● **Direction**
All records must be quoted exactly. Omit the pictures.

Start of Records to use

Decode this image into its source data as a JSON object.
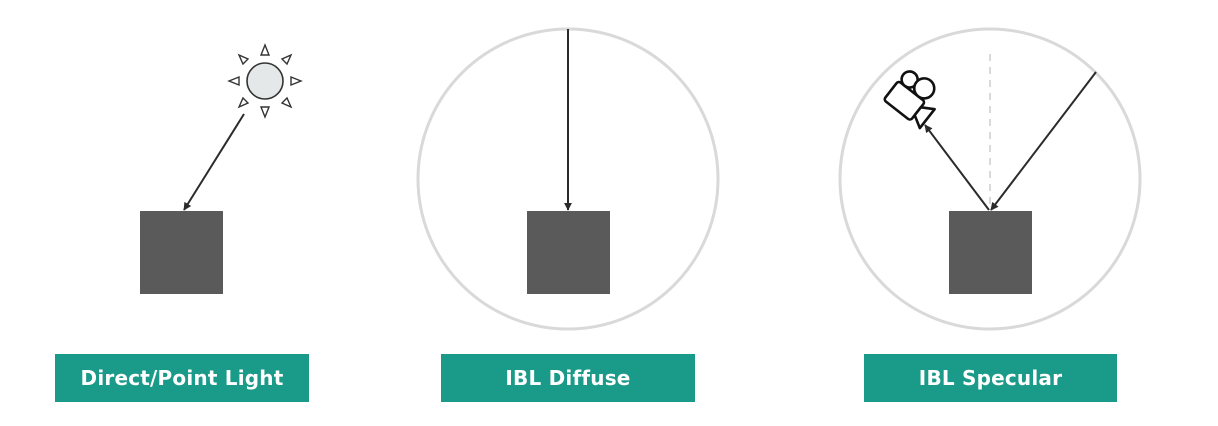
{
  "colors": {
    "label_bg": "#1a9a88",
    "object": "#5a5a5a",
    "environment": "#d9d9d9",
    "arrow": "#2b2b2b",
    "sun_fill": "#e4e8e8"
  },
  "icons": {
    "light": "sun-icon",
    "viewer": "camera-icon"
  },
  "panels": [
    {
      "label": "Direct/Point Light"
    },
    {
      "label": "IBL Diffuse"
    },
    {
      "label": "IBL Specular"
    }
  ]
}
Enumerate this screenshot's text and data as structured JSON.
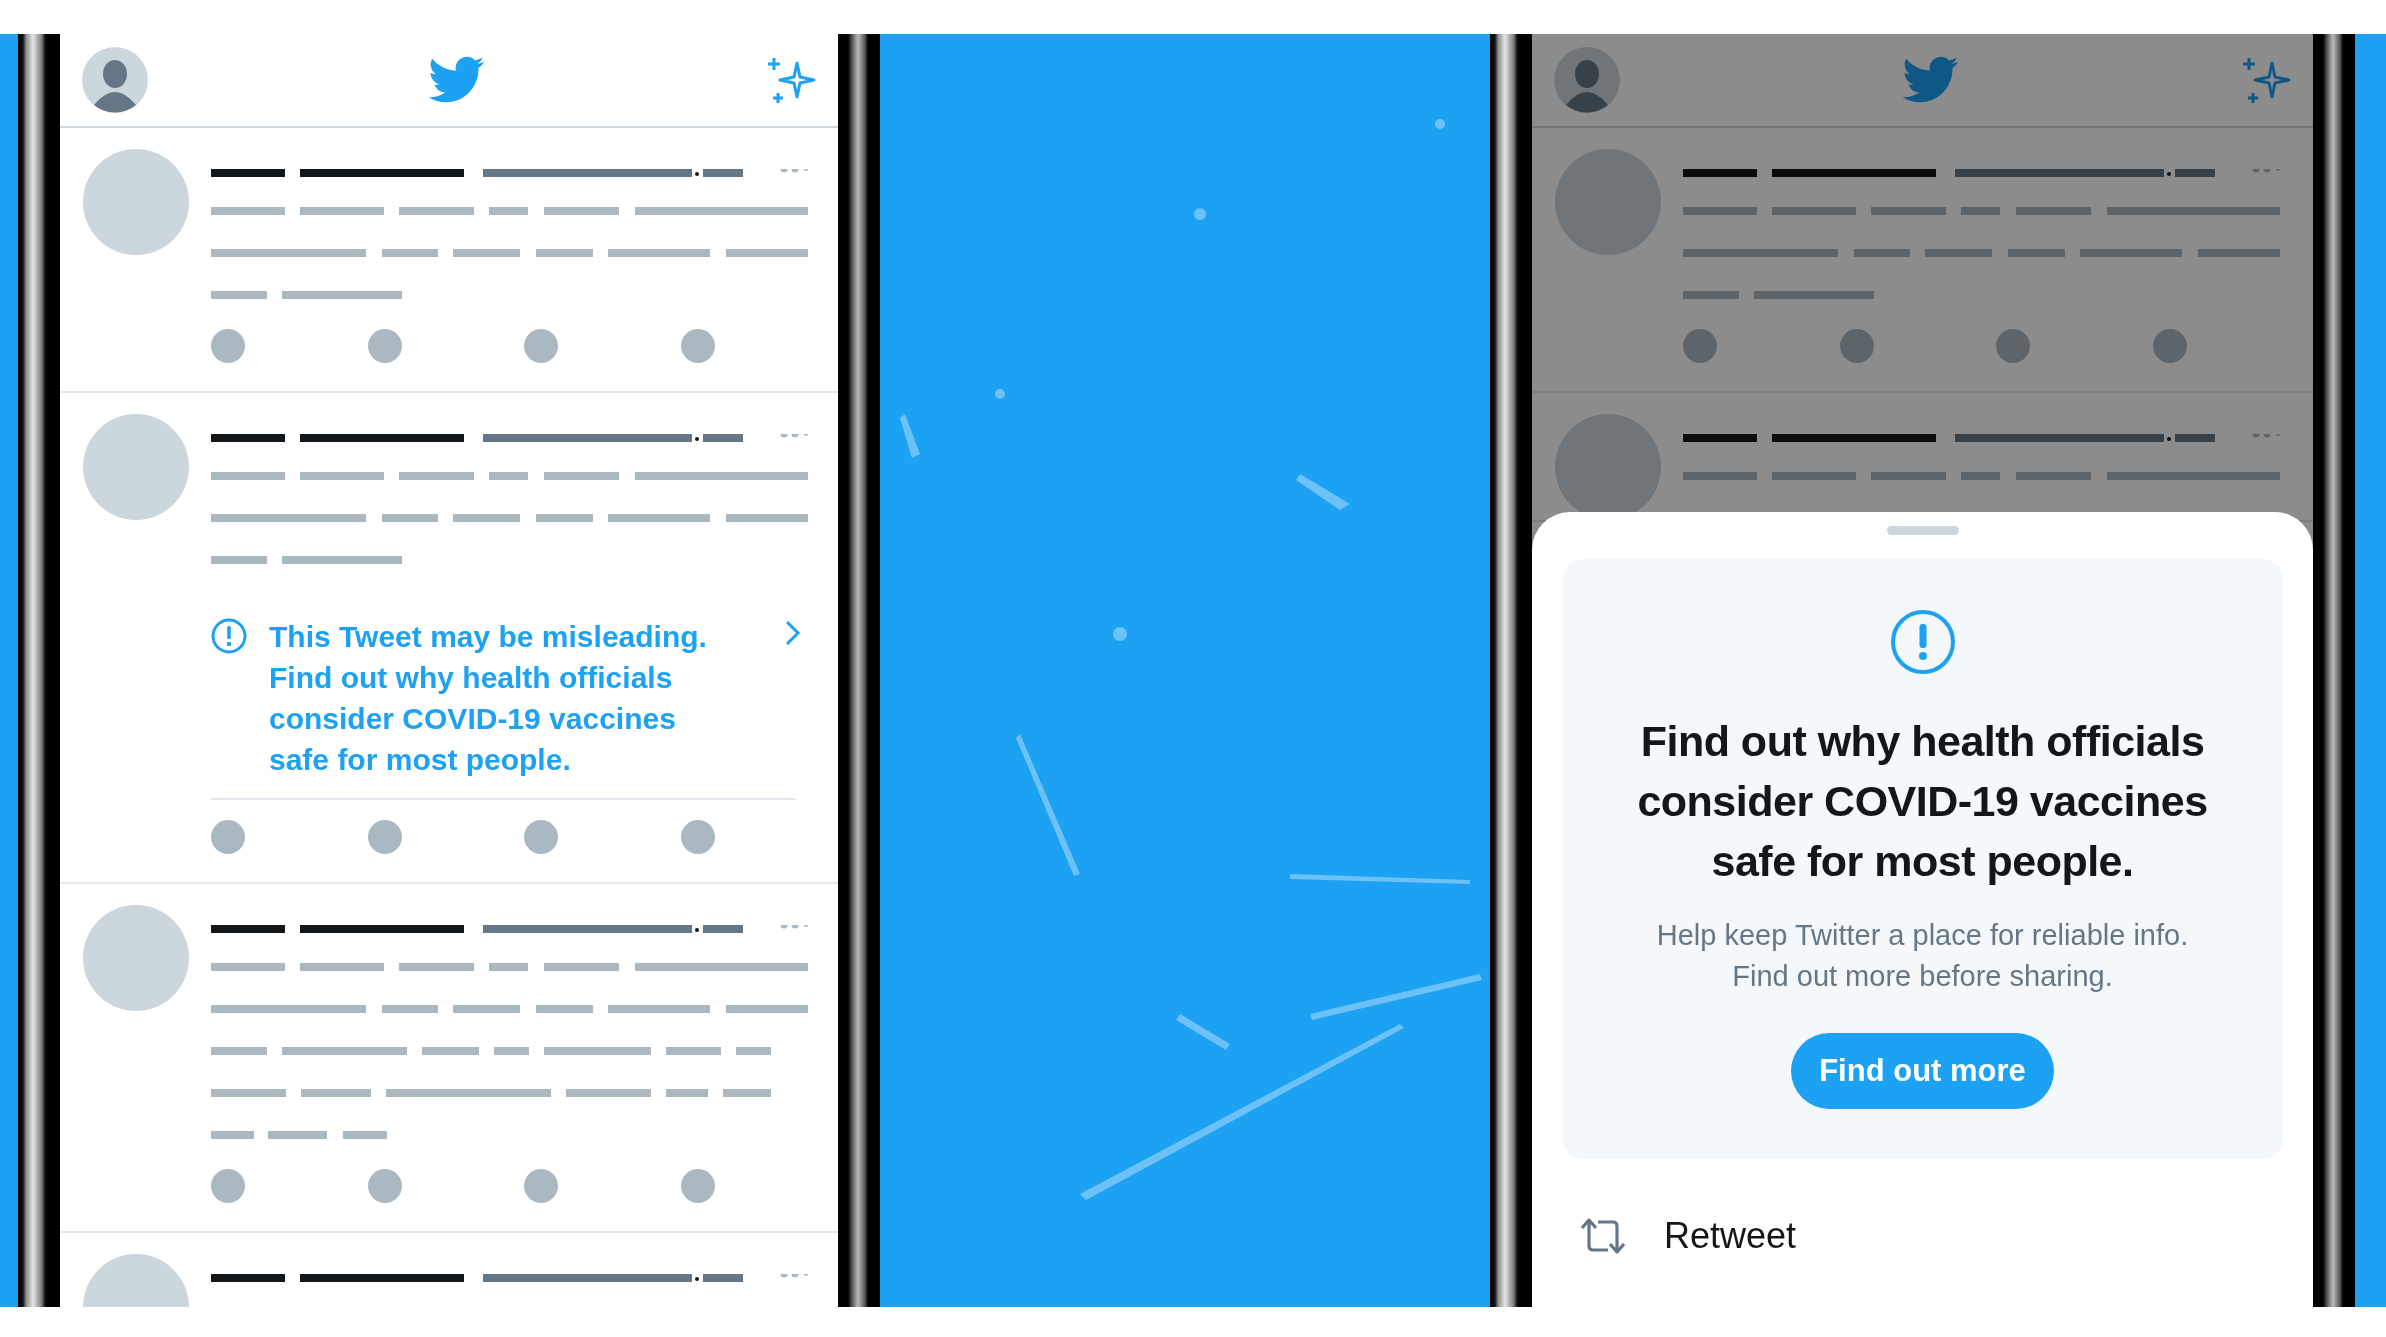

End of Records to use

● **The result**
Decode this image into its source data as a JSON object.
{
  "colors": {
    "label_bg": "#1a9a88",
    "object": "#5a5a5a",
    "environment": "#d9d9d9",
    "arrow": "#2b2b2b",
    "sun_fill": "#e4e8e8"
  },
  "icons": {
    "light": "sun-icon",
    "viewer": "camera-icon"
  },
  "panels": [
    {
      "label": "Direct/Point Light"
    },
    {
      "label": "IBL Diffuse"
    },
    {
      "label": "IBL Specular"
    }
  ]
}
Enumerate this screenshot's text and data as structured JSON.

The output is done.